(Figure contents as structured data)
.....

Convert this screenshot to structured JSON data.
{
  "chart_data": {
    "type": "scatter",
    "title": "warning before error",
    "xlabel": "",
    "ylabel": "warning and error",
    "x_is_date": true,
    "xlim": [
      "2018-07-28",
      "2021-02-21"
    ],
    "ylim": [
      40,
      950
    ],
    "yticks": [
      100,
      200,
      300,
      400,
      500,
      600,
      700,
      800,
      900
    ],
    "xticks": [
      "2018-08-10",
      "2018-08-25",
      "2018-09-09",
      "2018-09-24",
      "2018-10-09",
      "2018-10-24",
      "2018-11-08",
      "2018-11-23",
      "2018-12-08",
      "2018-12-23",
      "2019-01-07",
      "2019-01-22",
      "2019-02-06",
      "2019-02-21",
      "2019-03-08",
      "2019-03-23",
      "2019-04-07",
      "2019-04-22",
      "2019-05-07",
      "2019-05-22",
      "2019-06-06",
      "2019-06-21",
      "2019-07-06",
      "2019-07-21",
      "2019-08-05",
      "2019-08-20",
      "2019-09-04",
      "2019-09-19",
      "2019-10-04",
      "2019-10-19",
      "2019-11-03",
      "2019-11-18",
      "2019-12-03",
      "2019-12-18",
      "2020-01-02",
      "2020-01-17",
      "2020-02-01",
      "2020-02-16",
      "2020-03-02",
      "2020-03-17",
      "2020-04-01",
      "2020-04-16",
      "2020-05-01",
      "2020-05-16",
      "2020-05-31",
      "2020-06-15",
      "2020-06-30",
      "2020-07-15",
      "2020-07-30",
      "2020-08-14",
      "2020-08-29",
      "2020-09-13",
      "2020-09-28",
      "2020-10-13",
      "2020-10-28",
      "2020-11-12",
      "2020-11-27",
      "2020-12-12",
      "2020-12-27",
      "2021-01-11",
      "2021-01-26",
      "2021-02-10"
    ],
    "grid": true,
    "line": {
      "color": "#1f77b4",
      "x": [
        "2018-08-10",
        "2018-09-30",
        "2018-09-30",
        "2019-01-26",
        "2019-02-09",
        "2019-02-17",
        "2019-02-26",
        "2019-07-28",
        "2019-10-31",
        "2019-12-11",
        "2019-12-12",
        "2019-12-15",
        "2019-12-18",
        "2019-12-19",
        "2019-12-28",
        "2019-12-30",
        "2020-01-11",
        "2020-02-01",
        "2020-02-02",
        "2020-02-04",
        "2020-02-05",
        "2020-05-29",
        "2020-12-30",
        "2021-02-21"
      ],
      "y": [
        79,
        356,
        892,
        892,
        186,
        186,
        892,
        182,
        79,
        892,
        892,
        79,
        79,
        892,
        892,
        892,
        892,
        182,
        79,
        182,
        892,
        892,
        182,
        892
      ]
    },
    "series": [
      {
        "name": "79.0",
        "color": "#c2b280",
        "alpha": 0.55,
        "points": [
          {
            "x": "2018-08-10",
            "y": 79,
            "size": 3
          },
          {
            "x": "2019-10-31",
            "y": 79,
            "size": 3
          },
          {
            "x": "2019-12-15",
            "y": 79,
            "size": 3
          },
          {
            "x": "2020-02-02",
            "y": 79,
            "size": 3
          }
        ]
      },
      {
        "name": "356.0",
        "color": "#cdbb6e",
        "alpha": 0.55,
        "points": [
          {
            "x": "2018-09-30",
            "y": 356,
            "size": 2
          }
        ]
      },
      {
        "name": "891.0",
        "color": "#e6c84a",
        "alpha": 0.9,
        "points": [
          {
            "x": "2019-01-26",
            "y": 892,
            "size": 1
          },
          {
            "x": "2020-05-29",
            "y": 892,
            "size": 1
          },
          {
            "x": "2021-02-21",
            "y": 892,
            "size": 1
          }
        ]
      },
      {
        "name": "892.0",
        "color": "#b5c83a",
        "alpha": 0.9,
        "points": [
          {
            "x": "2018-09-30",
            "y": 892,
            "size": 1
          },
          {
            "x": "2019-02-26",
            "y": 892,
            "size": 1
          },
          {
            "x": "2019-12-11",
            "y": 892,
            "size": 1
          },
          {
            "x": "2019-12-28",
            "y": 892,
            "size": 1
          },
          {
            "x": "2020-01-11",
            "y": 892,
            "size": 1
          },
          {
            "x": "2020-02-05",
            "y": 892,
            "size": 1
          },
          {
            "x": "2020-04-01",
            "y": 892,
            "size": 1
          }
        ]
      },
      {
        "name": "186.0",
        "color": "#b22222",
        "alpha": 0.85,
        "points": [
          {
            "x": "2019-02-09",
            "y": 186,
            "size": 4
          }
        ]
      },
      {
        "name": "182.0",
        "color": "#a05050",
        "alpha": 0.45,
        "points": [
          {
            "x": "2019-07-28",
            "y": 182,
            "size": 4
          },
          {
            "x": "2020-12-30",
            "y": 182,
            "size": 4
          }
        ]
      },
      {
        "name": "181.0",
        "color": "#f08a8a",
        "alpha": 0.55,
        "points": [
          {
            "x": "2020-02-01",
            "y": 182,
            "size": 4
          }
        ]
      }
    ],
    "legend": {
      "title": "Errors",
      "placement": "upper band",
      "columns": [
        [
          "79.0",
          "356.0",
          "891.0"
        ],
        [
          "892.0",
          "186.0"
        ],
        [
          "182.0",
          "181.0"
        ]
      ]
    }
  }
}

.....

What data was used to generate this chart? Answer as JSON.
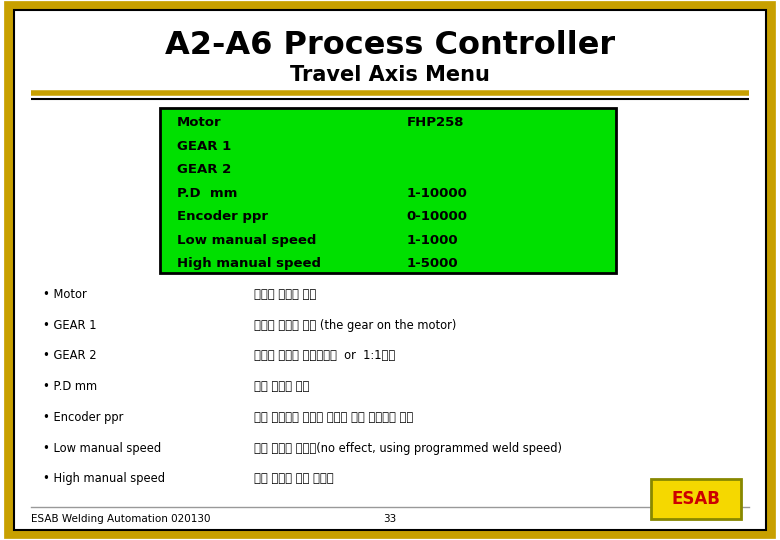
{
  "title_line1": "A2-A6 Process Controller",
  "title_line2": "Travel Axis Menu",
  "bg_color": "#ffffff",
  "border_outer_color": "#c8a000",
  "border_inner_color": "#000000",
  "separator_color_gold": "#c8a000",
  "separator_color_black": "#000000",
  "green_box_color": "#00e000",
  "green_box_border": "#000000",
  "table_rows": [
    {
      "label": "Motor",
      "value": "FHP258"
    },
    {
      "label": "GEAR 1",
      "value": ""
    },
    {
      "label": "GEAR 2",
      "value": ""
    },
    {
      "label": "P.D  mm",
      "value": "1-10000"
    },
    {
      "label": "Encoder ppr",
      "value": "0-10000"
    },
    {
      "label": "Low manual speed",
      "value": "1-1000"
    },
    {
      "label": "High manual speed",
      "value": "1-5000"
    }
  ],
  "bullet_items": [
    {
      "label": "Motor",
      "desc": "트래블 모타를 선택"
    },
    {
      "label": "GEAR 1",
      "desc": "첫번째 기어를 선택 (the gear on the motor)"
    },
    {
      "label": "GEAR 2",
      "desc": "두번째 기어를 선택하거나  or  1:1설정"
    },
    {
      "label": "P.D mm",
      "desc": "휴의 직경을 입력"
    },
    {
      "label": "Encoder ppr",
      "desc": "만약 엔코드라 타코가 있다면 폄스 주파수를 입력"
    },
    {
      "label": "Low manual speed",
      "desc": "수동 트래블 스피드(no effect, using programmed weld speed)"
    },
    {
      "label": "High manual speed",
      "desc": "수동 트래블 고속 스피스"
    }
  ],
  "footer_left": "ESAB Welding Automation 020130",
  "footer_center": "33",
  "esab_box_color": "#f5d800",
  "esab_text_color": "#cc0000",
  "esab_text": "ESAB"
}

.....

What to work on:
Identify the lines that contain the string "desc", and copy every one of them.

Complete response:
      "desc": "트래블 모타를 선택"
      "desc": "첫번째 기어를 선택 (the gear on the motor)"
      "desc": "두번째 기어를 선택하거나  or  1:1설정"
      "desc": "휴의 직경을 입력"
      "desc": "만약 엔코드라 타코가 있다면 폄스 주파수를 입력"
      "desc": "수동 트래블 스피드(no effect, using programmed weld speed)"
      "desc": "수동 트래블 고속 스피스"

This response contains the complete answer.